* start Record excerpts *

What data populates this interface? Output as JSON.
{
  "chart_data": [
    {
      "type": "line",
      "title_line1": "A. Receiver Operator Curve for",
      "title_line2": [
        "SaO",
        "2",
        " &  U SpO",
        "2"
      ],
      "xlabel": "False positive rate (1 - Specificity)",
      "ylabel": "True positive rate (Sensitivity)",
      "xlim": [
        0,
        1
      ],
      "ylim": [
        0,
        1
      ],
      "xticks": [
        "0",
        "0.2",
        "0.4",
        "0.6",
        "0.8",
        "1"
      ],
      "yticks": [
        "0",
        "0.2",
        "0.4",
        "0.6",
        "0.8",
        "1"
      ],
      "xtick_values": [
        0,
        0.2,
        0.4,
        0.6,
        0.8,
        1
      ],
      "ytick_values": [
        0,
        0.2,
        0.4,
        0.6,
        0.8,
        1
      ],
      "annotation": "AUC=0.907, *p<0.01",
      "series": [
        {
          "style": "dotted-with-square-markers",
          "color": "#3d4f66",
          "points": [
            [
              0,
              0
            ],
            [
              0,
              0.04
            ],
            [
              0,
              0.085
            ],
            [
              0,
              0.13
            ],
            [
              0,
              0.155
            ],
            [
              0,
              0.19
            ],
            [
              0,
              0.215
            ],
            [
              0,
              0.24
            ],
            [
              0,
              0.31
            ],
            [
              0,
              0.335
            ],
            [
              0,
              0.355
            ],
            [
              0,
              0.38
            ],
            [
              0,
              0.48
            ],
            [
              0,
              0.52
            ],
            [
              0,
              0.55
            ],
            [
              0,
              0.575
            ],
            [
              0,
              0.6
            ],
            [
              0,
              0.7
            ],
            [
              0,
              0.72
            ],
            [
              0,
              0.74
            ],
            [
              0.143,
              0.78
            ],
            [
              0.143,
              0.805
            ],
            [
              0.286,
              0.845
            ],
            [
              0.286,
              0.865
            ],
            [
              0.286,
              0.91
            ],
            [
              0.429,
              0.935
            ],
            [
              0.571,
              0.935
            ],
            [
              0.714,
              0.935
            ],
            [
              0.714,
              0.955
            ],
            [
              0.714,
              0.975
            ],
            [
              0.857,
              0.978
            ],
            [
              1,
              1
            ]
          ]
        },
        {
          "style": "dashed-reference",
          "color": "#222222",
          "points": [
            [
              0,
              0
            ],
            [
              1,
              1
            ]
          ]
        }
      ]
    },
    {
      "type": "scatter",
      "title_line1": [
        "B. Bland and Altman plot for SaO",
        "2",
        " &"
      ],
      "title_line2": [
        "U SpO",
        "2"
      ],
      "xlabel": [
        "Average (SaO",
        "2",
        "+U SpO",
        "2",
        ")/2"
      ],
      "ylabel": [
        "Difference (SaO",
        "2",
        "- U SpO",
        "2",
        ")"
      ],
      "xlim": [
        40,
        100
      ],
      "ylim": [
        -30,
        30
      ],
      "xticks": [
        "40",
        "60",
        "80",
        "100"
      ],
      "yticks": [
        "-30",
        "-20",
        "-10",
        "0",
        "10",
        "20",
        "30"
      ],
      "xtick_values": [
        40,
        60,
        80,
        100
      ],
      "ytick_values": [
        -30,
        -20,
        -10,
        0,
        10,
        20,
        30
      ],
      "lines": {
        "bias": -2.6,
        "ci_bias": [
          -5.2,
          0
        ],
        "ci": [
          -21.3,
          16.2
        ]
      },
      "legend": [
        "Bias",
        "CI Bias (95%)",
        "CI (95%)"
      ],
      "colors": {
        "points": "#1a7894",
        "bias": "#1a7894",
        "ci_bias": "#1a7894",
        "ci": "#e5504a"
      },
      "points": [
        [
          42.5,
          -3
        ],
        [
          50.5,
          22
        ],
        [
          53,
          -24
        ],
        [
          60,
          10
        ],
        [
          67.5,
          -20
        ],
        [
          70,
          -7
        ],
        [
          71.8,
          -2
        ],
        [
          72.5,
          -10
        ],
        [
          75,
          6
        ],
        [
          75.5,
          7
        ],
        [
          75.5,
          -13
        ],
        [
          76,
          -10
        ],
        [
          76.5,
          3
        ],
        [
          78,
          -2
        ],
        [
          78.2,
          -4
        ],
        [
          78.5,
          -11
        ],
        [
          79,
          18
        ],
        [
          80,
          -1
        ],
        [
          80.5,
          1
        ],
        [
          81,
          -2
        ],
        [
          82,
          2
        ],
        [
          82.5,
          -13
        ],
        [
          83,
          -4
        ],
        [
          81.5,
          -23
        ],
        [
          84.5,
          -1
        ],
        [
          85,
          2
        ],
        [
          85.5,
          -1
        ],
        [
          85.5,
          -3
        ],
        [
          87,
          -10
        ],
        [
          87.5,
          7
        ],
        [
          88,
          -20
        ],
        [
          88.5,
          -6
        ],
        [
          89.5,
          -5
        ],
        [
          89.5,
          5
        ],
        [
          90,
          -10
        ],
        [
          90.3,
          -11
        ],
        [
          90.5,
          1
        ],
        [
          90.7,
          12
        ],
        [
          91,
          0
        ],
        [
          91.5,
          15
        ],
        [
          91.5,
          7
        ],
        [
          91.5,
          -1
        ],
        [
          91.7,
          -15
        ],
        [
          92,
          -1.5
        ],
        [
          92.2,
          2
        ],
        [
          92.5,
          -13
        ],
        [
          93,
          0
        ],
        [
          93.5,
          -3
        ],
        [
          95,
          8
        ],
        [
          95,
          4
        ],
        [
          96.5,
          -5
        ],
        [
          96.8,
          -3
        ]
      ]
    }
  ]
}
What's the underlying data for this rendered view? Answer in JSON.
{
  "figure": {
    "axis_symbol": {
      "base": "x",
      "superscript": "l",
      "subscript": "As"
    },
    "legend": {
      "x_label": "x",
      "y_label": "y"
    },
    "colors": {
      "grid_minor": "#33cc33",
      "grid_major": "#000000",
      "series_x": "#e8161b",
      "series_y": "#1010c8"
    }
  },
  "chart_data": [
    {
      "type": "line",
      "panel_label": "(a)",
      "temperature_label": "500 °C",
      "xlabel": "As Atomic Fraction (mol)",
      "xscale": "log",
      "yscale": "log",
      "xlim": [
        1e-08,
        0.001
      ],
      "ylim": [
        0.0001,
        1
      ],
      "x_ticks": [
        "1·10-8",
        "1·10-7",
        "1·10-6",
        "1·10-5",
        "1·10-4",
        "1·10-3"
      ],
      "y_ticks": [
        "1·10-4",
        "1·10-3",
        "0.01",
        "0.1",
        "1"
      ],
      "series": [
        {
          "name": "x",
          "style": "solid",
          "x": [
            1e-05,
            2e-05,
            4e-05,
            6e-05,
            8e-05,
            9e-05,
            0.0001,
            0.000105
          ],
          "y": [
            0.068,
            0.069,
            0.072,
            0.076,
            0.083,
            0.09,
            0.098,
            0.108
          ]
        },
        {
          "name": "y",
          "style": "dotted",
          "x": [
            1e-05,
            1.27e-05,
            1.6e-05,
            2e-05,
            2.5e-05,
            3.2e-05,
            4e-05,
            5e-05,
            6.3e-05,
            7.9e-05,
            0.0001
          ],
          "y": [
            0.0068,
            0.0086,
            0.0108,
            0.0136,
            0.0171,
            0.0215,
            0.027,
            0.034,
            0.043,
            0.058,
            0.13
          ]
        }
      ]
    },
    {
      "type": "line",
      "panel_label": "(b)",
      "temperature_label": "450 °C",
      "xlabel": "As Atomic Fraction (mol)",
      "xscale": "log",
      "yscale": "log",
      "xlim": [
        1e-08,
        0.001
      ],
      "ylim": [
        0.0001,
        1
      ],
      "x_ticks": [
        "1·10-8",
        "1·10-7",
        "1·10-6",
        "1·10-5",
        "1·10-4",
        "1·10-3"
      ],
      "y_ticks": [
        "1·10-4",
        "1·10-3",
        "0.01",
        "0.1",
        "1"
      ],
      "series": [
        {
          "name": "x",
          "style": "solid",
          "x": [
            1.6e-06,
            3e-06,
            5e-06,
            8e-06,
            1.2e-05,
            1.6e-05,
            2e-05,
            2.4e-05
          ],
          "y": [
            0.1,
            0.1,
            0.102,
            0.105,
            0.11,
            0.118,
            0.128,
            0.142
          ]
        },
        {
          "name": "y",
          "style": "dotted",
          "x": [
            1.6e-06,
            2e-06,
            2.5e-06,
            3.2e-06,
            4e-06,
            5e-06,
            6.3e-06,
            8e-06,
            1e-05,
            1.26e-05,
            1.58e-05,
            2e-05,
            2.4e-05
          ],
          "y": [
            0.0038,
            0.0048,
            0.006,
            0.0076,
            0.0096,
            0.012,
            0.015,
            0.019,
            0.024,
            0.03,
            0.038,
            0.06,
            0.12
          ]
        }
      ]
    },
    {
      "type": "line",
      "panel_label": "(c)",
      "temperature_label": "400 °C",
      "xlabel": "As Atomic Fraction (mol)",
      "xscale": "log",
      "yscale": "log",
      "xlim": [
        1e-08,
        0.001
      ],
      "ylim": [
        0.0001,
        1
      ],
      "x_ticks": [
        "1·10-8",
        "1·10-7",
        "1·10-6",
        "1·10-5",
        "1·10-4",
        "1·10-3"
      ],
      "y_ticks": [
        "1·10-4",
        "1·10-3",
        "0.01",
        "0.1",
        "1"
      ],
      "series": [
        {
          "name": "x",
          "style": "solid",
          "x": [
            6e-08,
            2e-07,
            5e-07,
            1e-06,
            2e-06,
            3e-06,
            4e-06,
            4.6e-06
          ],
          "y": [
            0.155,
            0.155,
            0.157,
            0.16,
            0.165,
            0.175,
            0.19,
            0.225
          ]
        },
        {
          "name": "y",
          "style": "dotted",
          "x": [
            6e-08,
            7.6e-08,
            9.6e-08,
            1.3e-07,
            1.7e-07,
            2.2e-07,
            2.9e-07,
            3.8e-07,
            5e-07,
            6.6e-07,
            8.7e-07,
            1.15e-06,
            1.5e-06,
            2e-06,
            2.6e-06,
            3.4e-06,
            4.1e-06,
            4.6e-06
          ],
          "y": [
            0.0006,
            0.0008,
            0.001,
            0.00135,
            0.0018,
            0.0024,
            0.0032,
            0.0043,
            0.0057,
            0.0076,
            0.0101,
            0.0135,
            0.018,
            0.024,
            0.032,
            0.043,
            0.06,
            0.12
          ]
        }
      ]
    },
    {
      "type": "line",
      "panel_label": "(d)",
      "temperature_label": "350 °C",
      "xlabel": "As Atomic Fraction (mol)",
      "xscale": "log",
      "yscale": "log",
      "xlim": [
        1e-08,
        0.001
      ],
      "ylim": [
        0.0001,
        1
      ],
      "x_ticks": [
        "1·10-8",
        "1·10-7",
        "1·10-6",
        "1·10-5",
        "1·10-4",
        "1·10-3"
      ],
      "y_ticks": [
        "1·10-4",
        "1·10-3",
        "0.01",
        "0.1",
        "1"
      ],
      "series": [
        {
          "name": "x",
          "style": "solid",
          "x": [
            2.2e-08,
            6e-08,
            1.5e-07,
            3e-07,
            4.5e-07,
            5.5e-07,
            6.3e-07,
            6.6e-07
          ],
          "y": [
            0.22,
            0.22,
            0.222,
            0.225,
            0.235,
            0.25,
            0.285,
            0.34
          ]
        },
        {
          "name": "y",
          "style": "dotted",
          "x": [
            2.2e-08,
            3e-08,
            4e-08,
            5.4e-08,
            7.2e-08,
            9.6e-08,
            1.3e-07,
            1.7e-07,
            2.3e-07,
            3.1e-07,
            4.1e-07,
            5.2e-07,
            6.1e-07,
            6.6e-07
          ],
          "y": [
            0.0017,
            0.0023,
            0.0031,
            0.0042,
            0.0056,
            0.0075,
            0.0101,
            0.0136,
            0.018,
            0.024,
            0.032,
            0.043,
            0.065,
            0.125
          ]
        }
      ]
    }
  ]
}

* end Record excerpts *

Stated task
Pull out all lines from the listing that contain the string "What".

Output for this task
What data populates this interface? Output as JSON.
What's the underlying data for this rendered view? Answer in JSON.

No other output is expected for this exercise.